* [Request] Reproduce the records below exactly as they appear, omitting any pictures they contain.

* [Provided material]
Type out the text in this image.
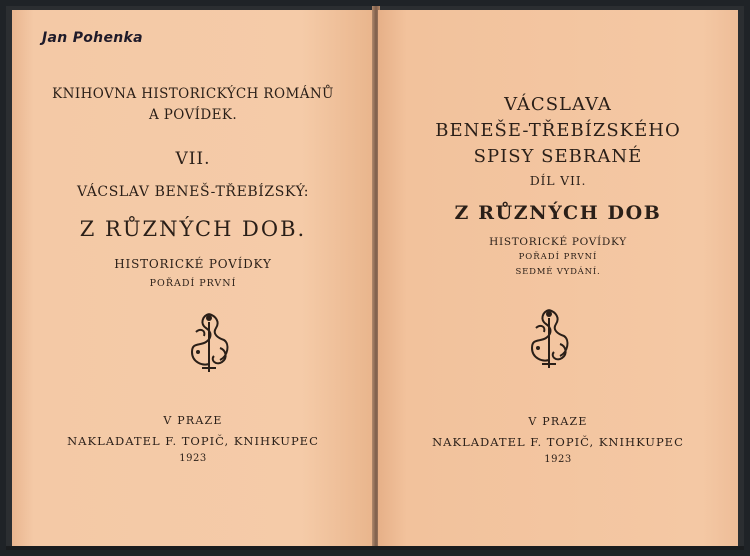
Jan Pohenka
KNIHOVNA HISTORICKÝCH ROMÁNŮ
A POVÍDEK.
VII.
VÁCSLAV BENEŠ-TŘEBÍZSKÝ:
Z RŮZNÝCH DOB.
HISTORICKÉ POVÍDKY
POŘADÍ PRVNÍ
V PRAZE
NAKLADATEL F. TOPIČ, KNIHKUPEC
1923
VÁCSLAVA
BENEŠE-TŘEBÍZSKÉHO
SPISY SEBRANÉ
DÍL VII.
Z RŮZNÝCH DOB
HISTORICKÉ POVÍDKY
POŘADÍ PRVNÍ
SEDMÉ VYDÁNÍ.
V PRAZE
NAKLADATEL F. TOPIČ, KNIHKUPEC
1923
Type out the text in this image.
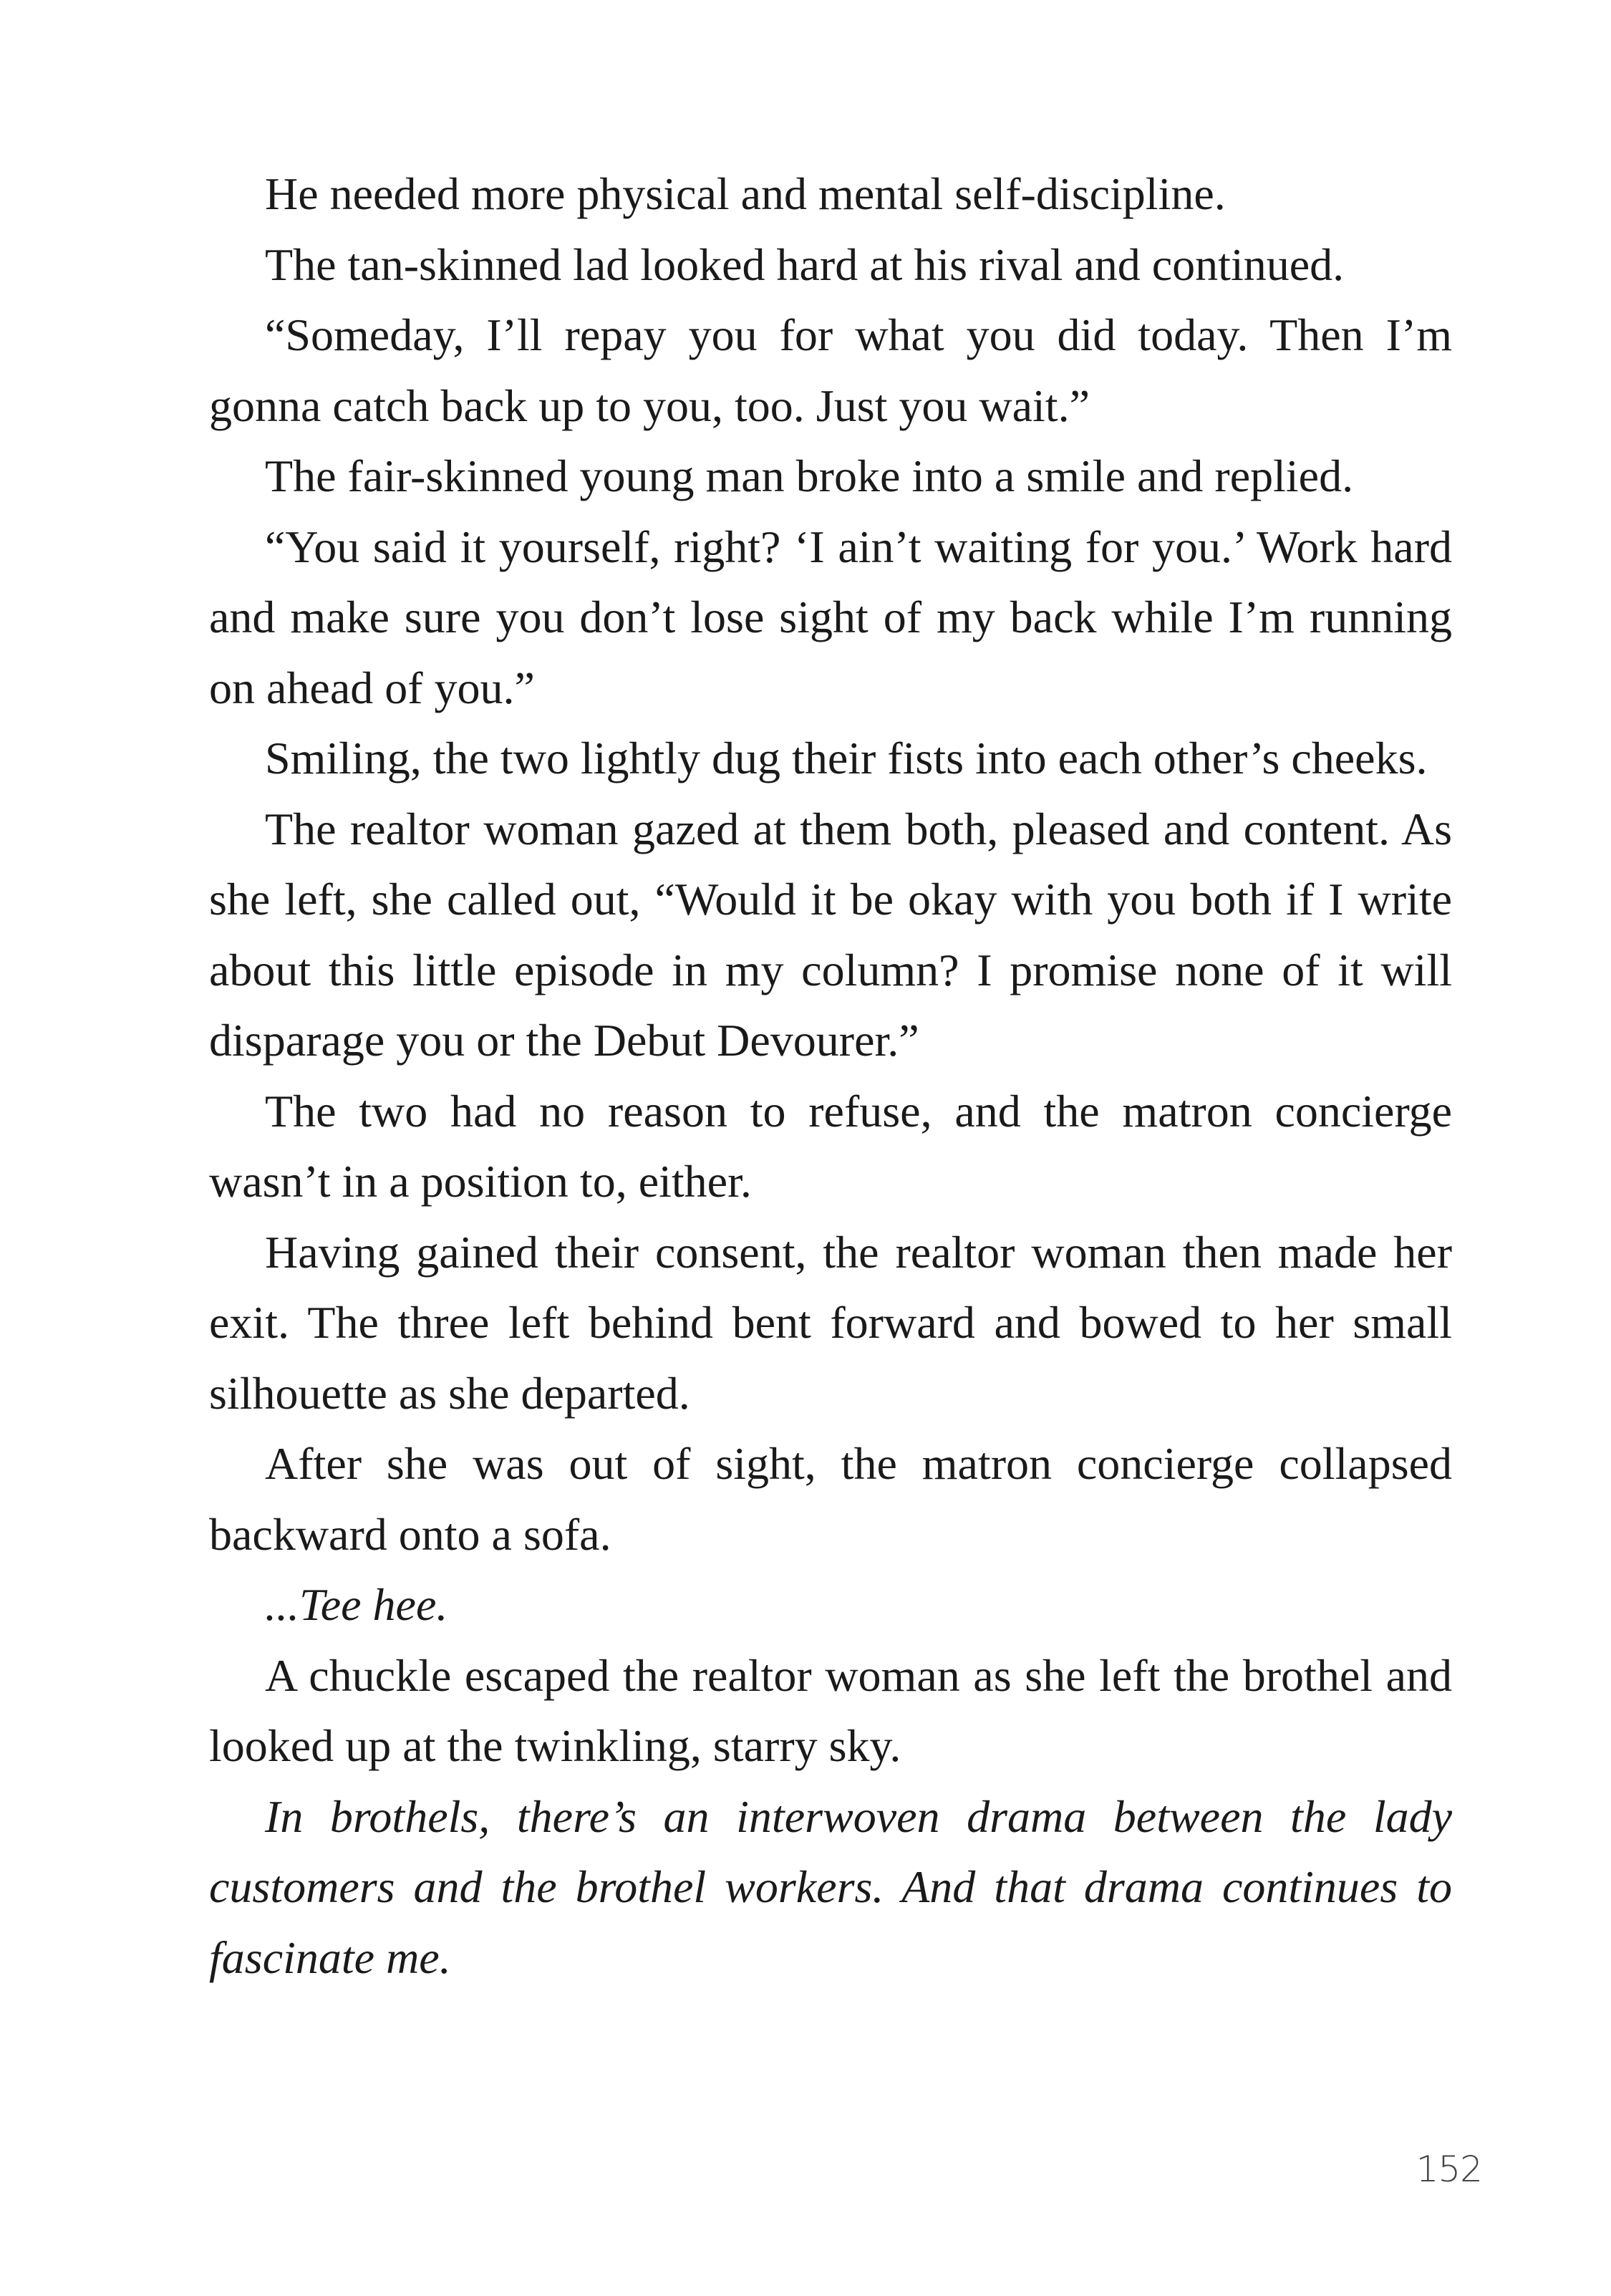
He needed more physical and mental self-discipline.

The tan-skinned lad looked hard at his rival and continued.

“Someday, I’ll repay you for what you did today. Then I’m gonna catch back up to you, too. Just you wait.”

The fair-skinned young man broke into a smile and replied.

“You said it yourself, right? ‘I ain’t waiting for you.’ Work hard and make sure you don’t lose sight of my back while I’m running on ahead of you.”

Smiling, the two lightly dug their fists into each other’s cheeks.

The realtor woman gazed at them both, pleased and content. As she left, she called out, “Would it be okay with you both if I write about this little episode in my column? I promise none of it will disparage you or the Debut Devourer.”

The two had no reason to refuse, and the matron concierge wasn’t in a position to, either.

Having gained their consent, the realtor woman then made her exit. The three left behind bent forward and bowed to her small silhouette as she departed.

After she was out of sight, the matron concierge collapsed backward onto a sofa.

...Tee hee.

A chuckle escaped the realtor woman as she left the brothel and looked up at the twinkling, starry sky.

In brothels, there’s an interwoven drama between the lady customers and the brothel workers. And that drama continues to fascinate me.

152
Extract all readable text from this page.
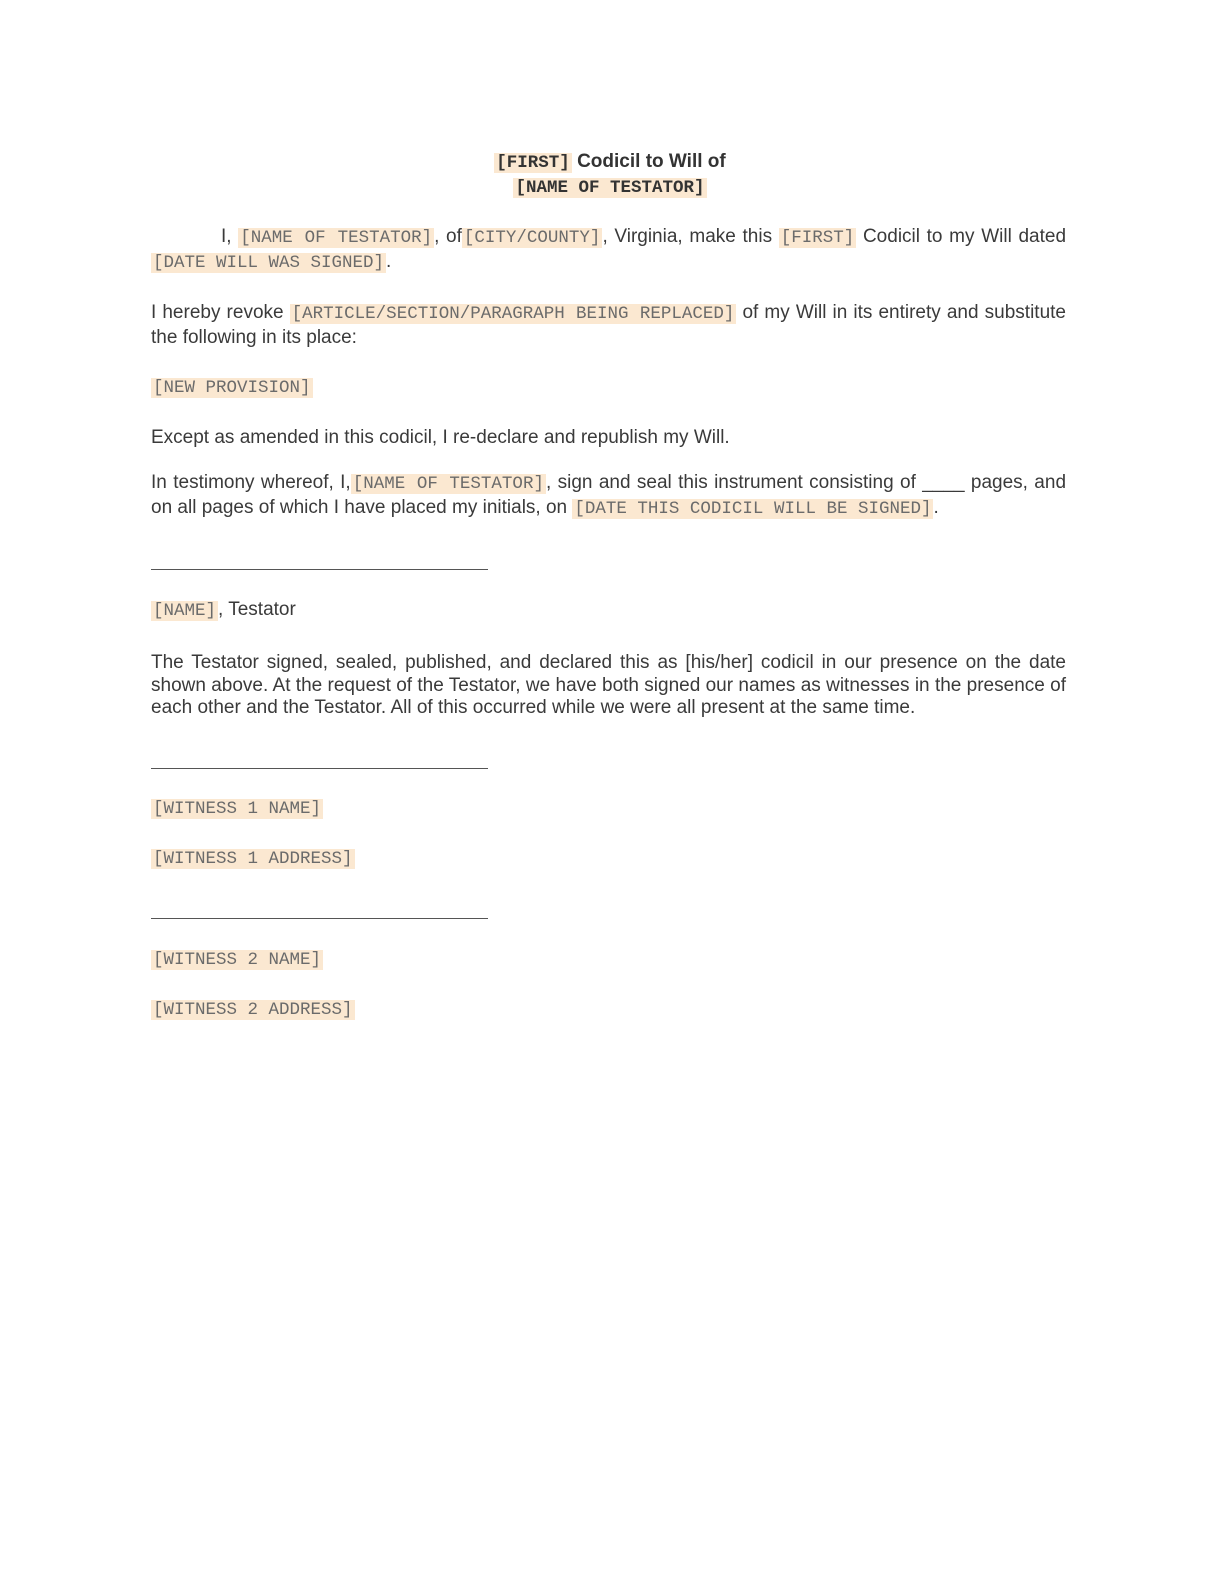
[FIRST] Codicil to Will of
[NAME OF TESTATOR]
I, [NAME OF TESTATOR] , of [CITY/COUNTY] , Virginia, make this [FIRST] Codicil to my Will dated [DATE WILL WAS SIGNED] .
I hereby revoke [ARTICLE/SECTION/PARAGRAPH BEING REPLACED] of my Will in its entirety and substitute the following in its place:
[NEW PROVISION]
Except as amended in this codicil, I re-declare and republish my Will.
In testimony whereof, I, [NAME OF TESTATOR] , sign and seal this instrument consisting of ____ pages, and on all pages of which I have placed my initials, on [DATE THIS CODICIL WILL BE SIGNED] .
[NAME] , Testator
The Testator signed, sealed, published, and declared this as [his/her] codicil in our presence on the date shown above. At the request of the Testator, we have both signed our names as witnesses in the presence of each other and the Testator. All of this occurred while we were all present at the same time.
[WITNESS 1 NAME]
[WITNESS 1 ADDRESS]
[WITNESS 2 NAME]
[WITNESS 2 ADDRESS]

* [Reply to the task]
Type out the text in this image.
Jan Pohenka
KNIHOVNA HISTORICKÝCH ROMÁNŮ
A POVÍDEK.
VII.
VÁCSLAV BENEŠ-TŘEBÍZSKÝ:
Z RŮZNÝCH DOB.
HISTORICKÉ POVÍDKY
POŘADÍ PRVNÍ
V PRAZE
NAKLADATEL F. TOPIČ, KNIHKUPEC
1923
VÁCSLAVA
BENEŠE-TŘEBÍZSKÉHO
SPISY SEBRANÉ
DÍL VII.
Z RŮZNÝCH DOB
HISTORICKÉ POVÍDKY
POŘADÍ PRVNÍ
SEDMÉ VYDÁNÍ.
V PRAZE
NAKLADATEL F. TOPIČ, KNIHKUPEC
1923
Type out the text in this image.
He needed more physical and mental self-discipline.

The tan-skinned lad looked hard at his rival and continued.

“Someday, I’ll repay you for what you did today. Then I’m gonna catch back up to you, too. Just you wait.”

The fair-skinned young man broke into a smile and replied.

“You said it yourself, right? ‘I ain’t waiting for you.’ Work hard and make sure you don’t lose sight of my back while I’m running on ahead of you.”

Smiling, the two lightly dug their fists into each other’s cheeks.

The realtor woman gazed at them both, pleased and content. As she left, she called out, “Would it be okay with you both if I write about this little episode in my column? I promise none of it will disparage you or the Debut Devourer.”

The two had no reason to refuse, and the matron concierge wasn’t in a position to, either.

Having gained their consent, the realtor woman then made her exit. The three left behind bent forward and bowed to her small silhouette as she departed.

After she was out of sight, the matron concierge collapsed backward onto a sofa.

...Tee hee.

A chuckle escaped the realtor woman as she left the brothel and looked up at the twinkling, starry sky.

In brothels, there’s an interwoven drama between the lady customers and the brothel workers. And that drama continues to fascinate me.

152
Extract all readable text from this page.
[FIRST] Codicil to Will of
[NAME OF TESTATOR]
I, [NAME OF TESTATOR] , of [CITY/COUNTY] , Virginia, make this [FIRST] Codicil to my Will dated [DATE WILL WAS SIGNED] .
I hereby revoke [ARTICLE/SECTION/PARAGRAPH BEING REPLACED] of my Will in its entirety and substitute the following in its place:
[NEW PROVISION]
Except as amended in this codicil, I re-declare and republish my Will.
In testimony whereof, I, [NAME OF TESTATOR] , sign and seal this instrument consisting of ____ pages, and on all pages of which I have placed my initials, on [DATE THIS CODICIL WILL BE SIGNED] .
[NAME] , Testator
The Testator signed, sealed, published, and declared this as [his/her] codicil in our presence on the date shown above. At the request of the Testator, we have both signed our names as witnesses in the presence of each other and the Testator. All of this occurred while we were all present at the same time.
[WITNESS 1 NAME]
[WITNESS 1 ADDRESS]
[WITNESS 2 NAME]
[WITNESS 2 ADDRESS]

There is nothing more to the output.